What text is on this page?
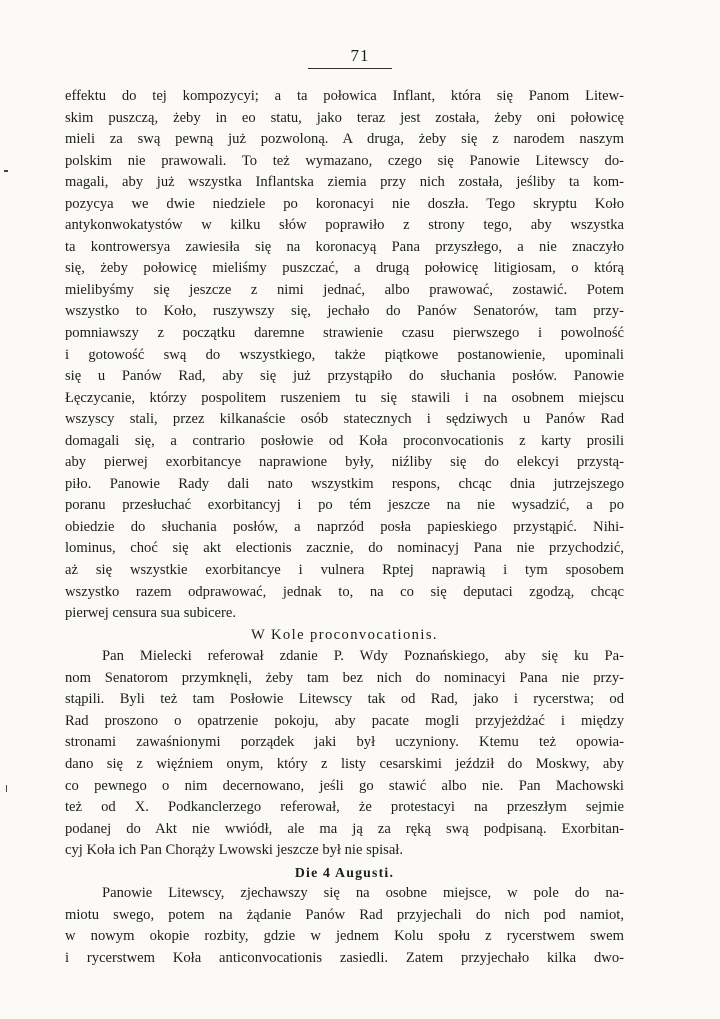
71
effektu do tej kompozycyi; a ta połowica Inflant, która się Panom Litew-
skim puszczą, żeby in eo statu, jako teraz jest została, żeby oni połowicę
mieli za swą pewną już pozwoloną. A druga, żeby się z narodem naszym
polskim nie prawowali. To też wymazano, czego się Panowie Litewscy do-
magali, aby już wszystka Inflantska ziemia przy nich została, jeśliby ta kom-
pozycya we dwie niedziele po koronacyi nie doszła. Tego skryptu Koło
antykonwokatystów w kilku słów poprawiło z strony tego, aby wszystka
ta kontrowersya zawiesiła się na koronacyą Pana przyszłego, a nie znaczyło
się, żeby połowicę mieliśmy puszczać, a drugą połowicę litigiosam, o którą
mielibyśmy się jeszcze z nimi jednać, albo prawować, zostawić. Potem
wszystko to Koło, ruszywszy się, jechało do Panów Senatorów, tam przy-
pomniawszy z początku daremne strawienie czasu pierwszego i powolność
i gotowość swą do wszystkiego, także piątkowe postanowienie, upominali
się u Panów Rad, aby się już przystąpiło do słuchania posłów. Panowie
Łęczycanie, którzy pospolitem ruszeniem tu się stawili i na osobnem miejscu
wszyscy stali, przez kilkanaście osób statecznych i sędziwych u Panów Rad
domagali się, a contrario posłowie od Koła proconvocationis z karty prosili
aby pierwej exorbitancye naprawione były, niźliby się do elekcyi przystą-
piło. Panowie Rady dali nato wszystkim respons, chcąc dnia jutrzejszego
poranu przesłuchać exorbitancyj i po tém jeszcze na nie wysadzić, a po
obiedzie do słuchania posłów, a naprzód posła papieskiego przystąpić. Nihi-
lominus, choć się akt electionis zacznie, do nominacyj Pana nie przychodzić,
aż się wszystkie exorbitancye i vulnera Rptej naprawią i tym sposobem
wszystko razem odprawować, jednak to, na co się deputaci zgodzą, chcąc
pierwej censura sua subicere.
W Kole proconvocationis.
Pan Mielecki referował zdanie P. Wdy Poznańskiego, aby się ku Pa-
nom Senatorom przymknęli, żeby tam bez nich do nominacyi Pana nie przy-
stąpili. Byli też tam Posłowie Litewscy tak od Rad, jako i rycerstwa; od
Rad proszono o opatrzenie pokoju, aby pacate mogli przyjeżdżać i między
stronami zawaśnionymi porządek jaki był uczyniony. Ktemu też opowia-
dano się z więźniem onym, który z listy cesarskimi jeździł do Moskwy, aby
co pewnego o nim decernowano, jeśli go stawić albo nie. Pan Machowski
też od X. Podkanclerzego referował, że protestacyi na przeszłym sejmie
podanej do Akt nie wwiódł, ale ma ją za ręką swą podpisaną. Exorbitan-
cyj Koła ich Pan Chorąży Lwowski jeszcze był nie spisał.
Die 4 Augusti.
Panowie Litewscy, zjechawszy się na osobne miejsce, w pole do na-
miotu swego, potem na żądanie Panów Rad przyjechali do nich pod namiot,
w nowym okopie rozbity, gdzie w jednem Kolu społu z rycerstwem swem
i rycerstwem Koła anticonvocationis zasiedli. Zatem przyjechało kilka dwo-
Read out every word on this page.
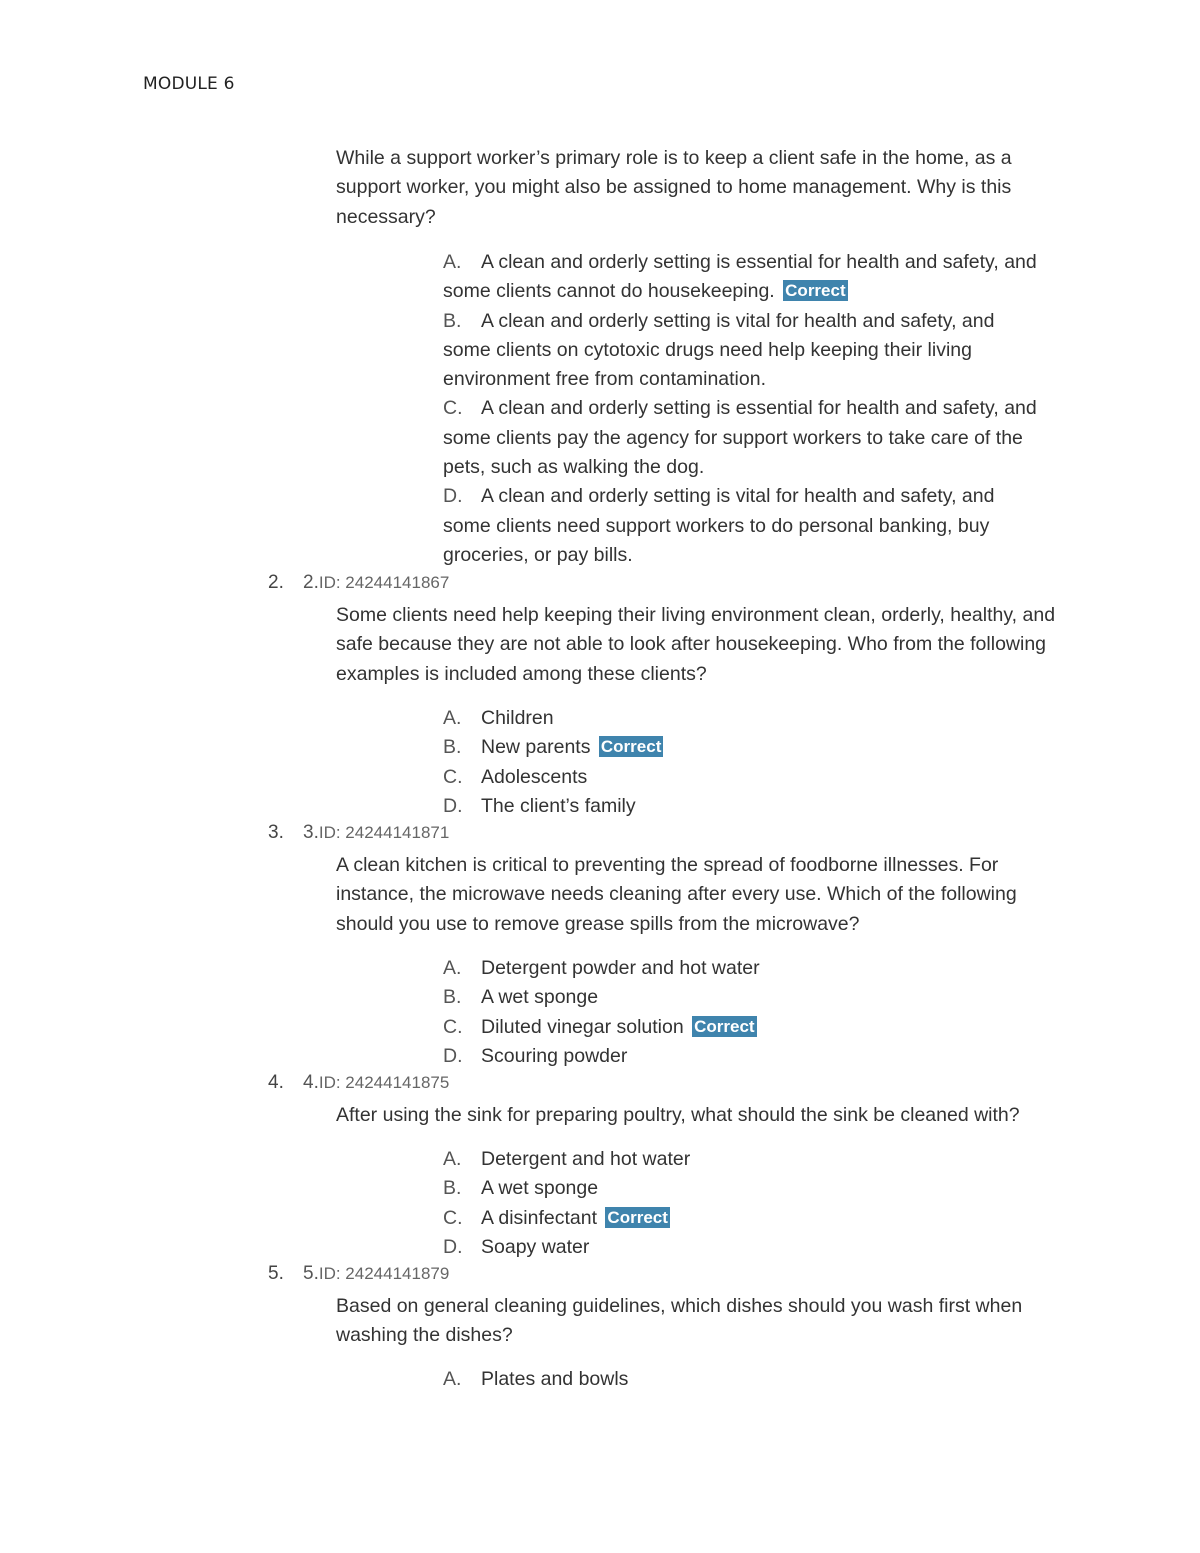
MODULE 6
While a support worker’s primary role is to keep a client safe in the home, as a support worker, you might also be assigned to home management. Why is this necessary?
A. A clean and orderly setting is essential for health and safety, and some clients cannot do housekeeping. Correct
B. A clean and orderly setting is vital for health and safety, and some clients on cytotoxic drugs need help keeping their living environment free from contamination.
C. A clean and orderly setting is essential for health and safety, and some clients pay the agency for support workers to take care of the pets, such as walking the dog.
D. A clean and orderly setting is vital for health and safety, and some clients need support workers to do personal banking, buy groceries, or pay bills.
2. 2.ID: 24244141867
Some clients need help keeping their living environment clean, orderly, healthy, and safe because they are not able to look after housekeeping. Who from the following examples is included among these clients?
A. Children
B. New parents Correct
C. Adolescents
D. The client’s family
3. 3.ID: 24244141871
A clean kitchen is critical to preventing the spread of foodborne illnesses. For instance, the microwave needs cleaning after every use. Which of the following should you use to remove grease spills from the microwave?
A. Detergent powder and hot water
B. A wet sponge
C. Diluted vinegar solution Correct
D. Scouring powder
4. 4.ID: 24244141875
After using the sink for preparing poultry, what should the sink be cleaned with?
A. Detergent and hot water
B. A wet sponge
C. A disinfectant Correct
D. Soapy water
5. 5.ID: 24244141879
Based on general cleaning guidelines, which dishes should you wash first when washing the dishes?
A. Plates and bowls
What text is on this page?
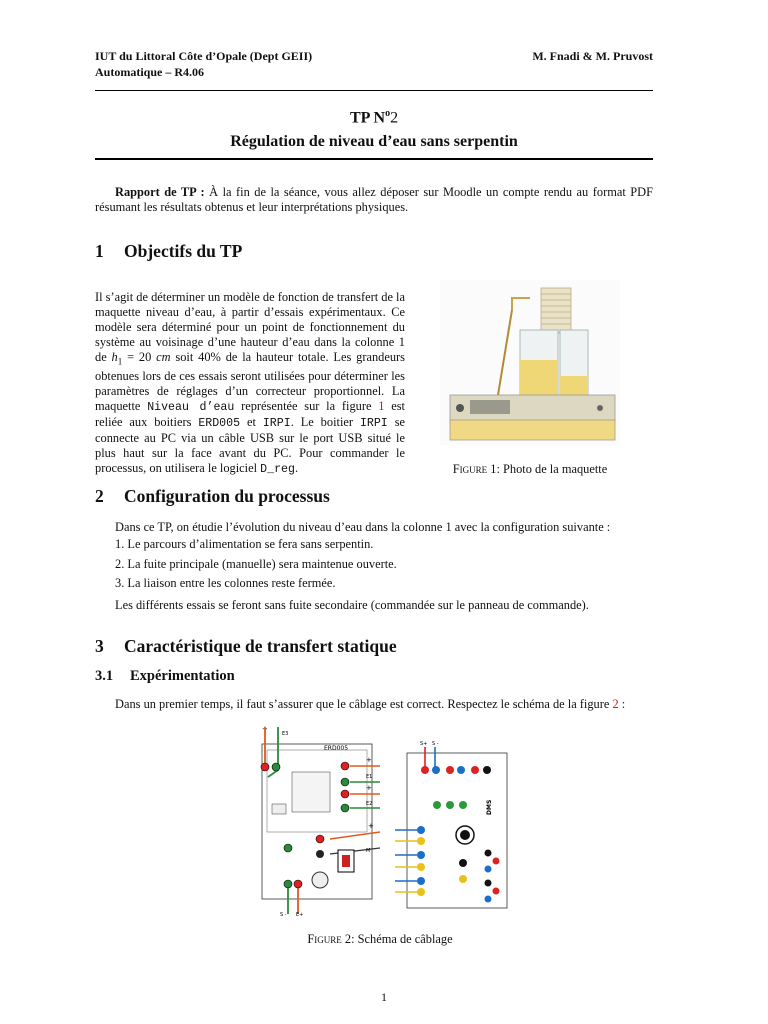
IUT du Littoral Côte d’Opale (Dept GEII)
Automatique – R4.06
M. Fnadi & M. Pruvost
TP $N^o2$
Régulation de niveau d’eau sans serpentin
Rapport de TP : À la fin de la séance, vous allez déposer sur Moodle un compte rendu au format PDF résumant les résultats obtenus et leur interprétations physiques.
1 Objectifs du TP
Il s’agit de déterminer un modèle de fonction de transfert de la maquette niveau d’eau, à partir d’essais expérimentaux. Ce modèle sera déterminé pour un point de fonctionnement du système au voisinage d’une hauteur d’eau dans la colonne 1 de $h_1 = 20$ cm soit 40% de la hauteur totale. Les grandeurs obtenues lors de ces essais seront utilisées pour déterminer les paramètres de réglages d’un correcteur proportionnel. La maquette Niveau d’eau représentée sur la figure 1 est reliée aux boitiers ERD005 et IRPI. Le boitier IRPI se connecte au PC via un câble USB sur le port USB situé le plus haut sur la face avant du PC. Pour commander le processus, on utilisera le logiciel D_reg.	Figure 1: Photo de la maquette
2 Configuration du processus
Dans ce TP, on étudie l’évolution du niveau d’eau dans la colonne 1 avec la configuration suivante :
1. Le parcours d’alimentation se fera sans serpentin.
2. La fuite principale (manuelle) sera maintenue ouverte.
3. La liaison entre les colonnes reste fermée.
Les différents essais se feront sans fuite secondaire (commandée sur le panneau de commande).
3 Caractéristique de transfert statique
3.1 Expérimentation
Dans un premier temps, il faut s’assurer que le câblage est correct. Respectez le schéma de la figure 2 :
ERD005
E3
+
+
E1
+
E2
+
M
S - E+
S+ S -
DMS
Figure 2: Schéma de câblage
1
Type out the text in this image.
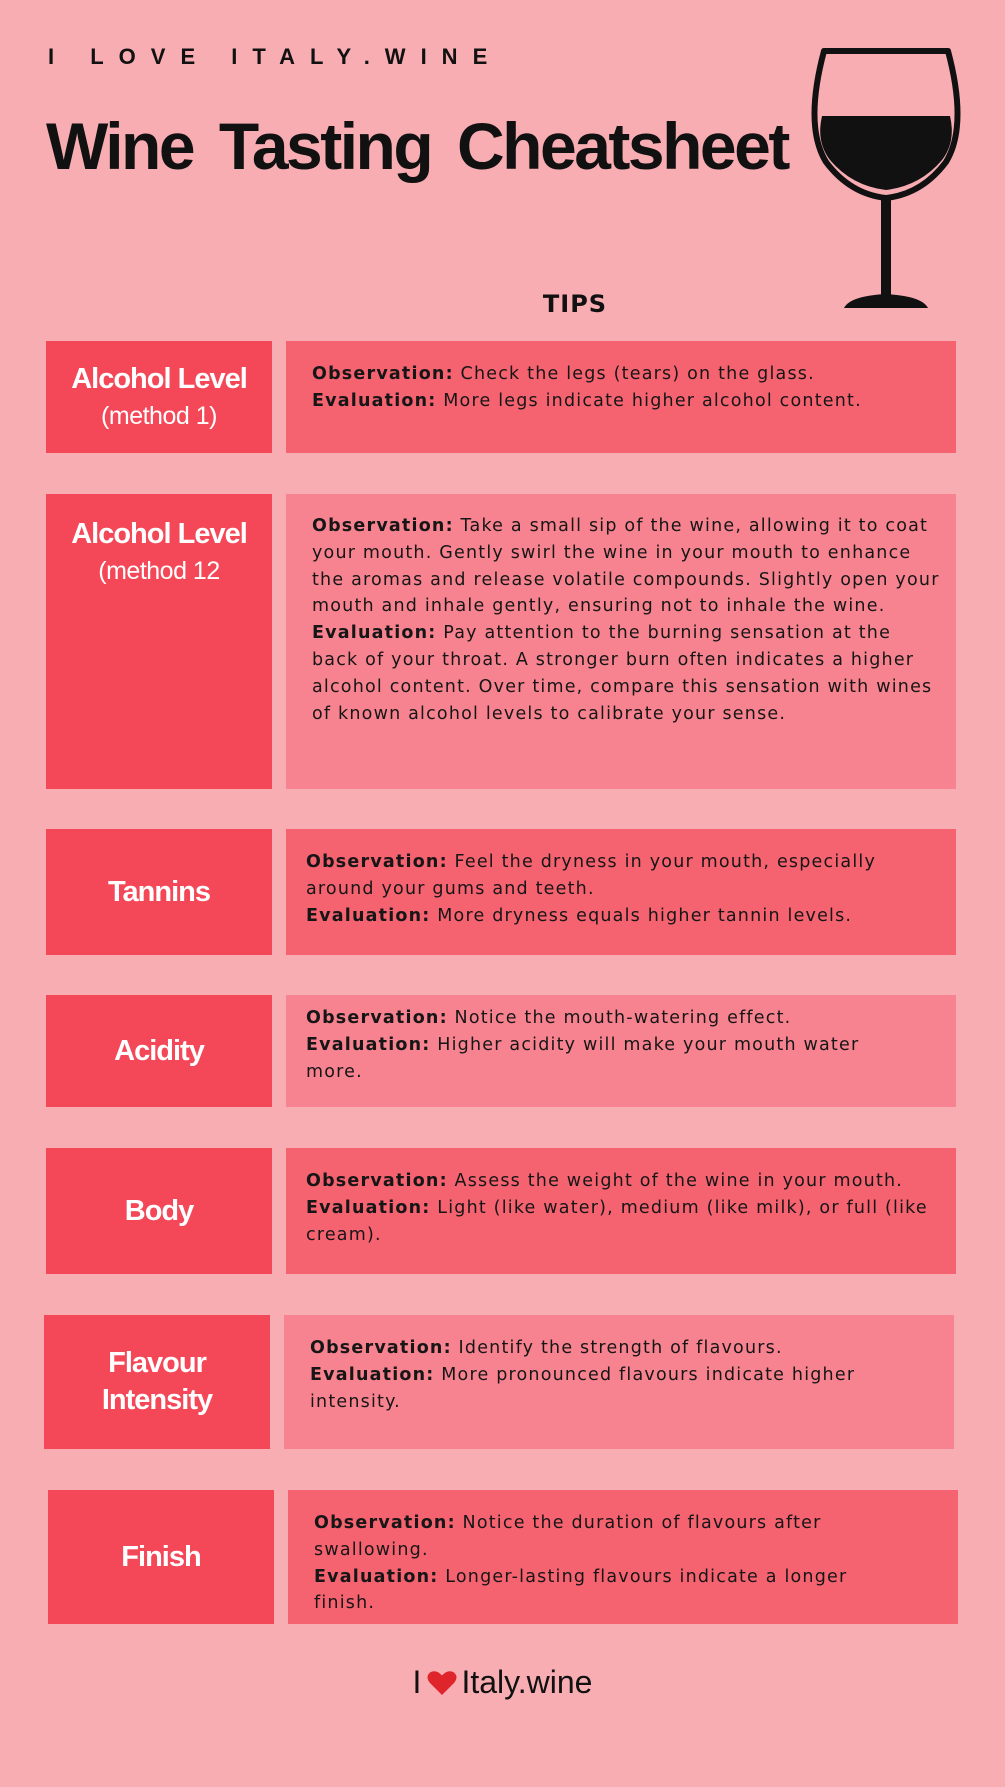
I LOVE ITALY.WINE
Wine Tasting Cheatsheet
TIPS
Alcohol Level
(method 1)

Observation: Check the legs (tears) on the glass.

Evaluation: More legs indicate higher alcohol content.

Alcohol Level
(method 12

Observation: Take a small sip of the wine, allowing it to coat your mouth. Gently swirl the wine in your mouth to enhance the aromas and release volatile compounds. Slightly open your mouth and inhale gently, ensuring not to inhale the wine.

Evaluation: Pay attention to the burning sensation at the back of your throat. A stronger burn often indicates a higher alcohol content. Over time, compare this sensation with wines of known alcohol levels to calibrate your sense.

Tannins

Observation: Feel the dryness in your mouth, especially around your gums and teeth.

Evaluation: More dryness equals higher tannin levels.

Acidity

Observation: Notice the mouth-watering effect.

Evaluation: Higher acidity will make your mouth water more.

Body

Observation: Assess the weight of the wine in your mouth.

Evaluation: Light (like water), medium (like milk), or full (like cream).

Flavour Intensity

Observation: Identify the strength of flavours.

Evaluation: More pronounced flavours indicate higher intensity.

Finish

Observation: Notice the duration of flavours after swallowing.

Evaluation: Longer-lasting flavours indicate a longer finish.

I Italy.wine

§ Problem description: Each record above should be copied character for character, with pictures dropped.

§ Written solution:
What text is on this page?
71
effektu do tej kompozycyi; a ta połowica Inflant, która się Panom Litew-
skim puszczą, żeby in eo statu, jako teraz jest została, żeby oni połowicę
mieli za swą pewną już pozwoloną. A druga, żeby się z narodem naszym
polskim nie prawowali. To też wymazano, czego się Panowie Litewscy do-
magali, aby już wszystka Inflantska ziemia przy nich została, jeśliby ta kom-
pozycya we dwie niedziele po koronacyi nie doszła. Tego skryptu Koło
antykonwokatystów w kilku słów poprawiło z strony tego, aby wszystka
ta kontrowersya zawiesiła się na koronacyą Pana przyszłego, a nie znaczyło
się, żeby połowicę mieliśmy puszczać, a drugą połowicę litigiosam, o którą
mielibyśmy się jeszcze z nimi jednać, albo prawować, zostawić. Potem
wszystko to Koło, ruszywszy się, jechało do Panów Senatorów, tam przy-
pomniawszy z początku daremne strawienie czasu pierwszego i powolność
i gotowość swą do wszystkiego, także piątkowe postanowienie, upominali
się u Panów Rad, aby się już przystąpiło do słuchania posłów. Panowie
Łęczycanie, którzy pospolitem ruszeniem tu się stawili i na osobnem miejscu
wszyscy stali, przez kilkanaście osób statecznych i sędziwych u Panów Rad
domagali się, a contrario posłowie od Koła proconvocationis z karty prosili
aby pierwej exorbitancye naprawione były, niźliby się do elekcyi przystą-
piło. Panowie Rady dali nato wszystkim respons, chcąc dnia jutrzejszego
poranu przesłuchać exorbitancyj i po tém jeszcze na nie wysadzić, a po
obiedzie do słuchania posłów, a naprzód posła papieskiego przystąpić. Nihi-
lominus, choć się akt electionis zacznie, do nominacyj Pana nie przychodzić,
aż się wszystkie exorbitancye i vulnera Rptej naprawią i tym sposobem
wszystko razem odprawować, jednak to, na co się deputaci zgodzą, chcąc
pierwej censura sua subicere.
W Kole proconvocationis.
Pan Mielecki referował zdanie P. Wdy Poznańskiego, aby się ku Pa-
nom Senatorom przymknęli, żeby tam bez nich do nominacyi Pana nie przy-
stąpili. Byli też tam Posłowie Litewscy tak od Rad, jako i rycerstwa; od
Rad proszono o opatrzenie pokoju, aby pacate mogli przyjeżdżać i między
stronami zawaśnionymi porządek jaki był uczyniony. Ktemu też opowia-
dano się z więźniem onym, który z listy cesarskimi jeździł do Moskwy, aby
co pewnego o nim decernowano, jeśli go stawić albo nie. Pan Machowski
też od X. Podkanclerzego referował, że protestacyi na przeszłym sejmie
podanej do Akt nie wwiódł, ale ma ją za ręką swą podpisaną. Exorbitan-
cyj Koła ich Pan Chorąży Lwowski jeszcze był nie spisał.
Die 4 Augusti.
Panowie Litewscy, zjechawszy się na osobne miejsce, w pole do na-
miotu swego, potem na żądanie Panów Rad przyjechali do nich pod namiot,
w nowym okopie rozbity, gdzie w jednem Kolu społu z rycerstwem swem
i rycerstwem Koła anticonvocationis zasiedli. Zatem przyjechało kilka dwo-
Read out every word on this page.
MODULE 6
While a support worker’s primary role is to keep a client safe in the home, as a support worker, you might also be assigned to home management. Why is this necessary?
A. A clean and orderly setting is essential for health and safety, and some clients cannot do housekeeping. Correct
B. A clean and orderly setting is vital for health and safety, and some clients on cytotoxic drugs need help keeping their living environment free from contamination.
C. A clean and orderly setting is essential for health and safety, and some clients pay the agency for support workers to take care of the pets, such as walking the dog.
D. A clean and orderly setting is vital for health and safety, and some clients need support workers to do personal banking, buy groceries, or pay bills.
2. 2.ID: 24244141867
Some clients need help keeping their living environment clean, orderly, healthy, and safe because they are not able to look after housekeeping. Who from the following examples is included among these clients?
A. Children
B. New parents Correct
C. Adolescents
D. The client’s family
3. 3.ID: 24244141871
A clean kitchen is critical to preventing the spread of foodborne illnesses. For instance, the microwave needs cleaning after every use. Which of the following should you use to remove grease spills from the microwave?
A. Detergent powder and hot water
B. A wet sponge
C. Diluted vinegar solution Correct
D. Scouring powder
4. 4.ID: 24244141875
After using the sink for preparing poultry, what should the sink be cleaned with?
A. Detergent and hot water
B. A wet sponge
C. A disinfectant Correct
D. Soapy water
5. 5.ID: 24244141879
Based on general cleaning guidelines, which dishes should you wash first when washing the dishes?
A. Plates and bowls
What text is on this page?
IUT du Littoral Côte d’Opale (Dept GEII)
Automatique – R4.06
M. Fnadi & M. Pruvost
TP $N^o2$
Régulation de niveau d’eau sans serpentin
Rapport de TP : À la fin de la séance, vous allez déposer sur Moodle un compte rendu au format PDF résumant les résultats obtenus et leur interprétations physiques.
1 Objectifs du TP
Il s’agit de déterminer un modèle de fonction de transfert de la maquette niveau d’eau, à partir d’essais expérimentaux. Ce modèle sera déterminé pour un point de fonctionnement du système au voisinage d’une hauteur d’eau dans la colonne 1 de $h_1 = 20$ cm soit 40% de la hauteur totale. Les grandeurs obtenues lors de ces essais seront utilisées pour déterminer les paramètres de réglages d’un correcteur proportionnel. La maquette Niveau d’eau représentée sur la figure 1 est reliée aux boitiers ERD005 et IRPI. Le boitier IRPI se connecte au PC via un câble USB sur le port USB situé le plus haut sur la face avant du PC. Pour commander le processus, on utilisera le logiciel D_reg.	Figure 1: Photo de la maquette
2 Configuration du processus
Dans ce TP, on étudie l’évolution du niveau d’eau dans la colonne 1 avec la configuration suivante :
1. Le parcours d’alimentation se fera sans serpentin.
2. La fuite principale (manuelle) sera maintenue ouverte.
3. La liaison entre les colonnes reste fermée.
Les différents essais se feront sans fuite secondaire (commandée sur le panneau de commande).
3 Caractéristique de transfert statique
3.1 Expérimentation
Dans un premier temps, il faut s’assurer que le câblage est correct. Respectez le schéma de la figure 2 :
ERD005
E3
+
+
E1
+
E2
+
M
S - E+
S+ S -
DMS
Figure 2: Schéma de câblage
1
Type out the text in this image.
I LOVE ITALY.WINE
Wine Tasting Cheatsheet
TIPS
Alcohol Level
(method 1)

Observation: Check the legs (tears) on the glass.

Evaluation: More legs indicate higher alcohol content.

Alcohol Level
(method 12

Observation: Take a small sip of the wine, allowing it to coat your mouth. Gently swirl the wine in your mouth to enhance the aromas and release volatile compounds. Slightly open your mouth and inhale gently, ensuring not to inhale the wine.

Evaluation: Pay attention to the burning sensation at the back of your throat. A stronger burn often indicates a higher alcohol content. Over time, compare this sensation with wines of known alcohol levels to calibrate your sense.

Tannins

Observation: Feel the dryness in your mouth, especially around your gums and teeth.

Evaluation: More dryness equals higher tannin levels.

Acidity

Observation: Notice the mouth-watering effect.

Evaluation: Higher acidity will make your mouth water more.

Body

Observation: Assess the weight of the wine in your mouth.

Evaluation: Light (like water), medium (like milk), or full (like cream).

Flavour Intensity

Observation: Identify the strength of flavours.

Evaluation: More pronounced flavours indicate higher intensity.

Finish

Observation: Notice the duration of flavours after swallowing.

Evaluation: Longer-lasting flavours indicate a longer finish.

I Italy.wine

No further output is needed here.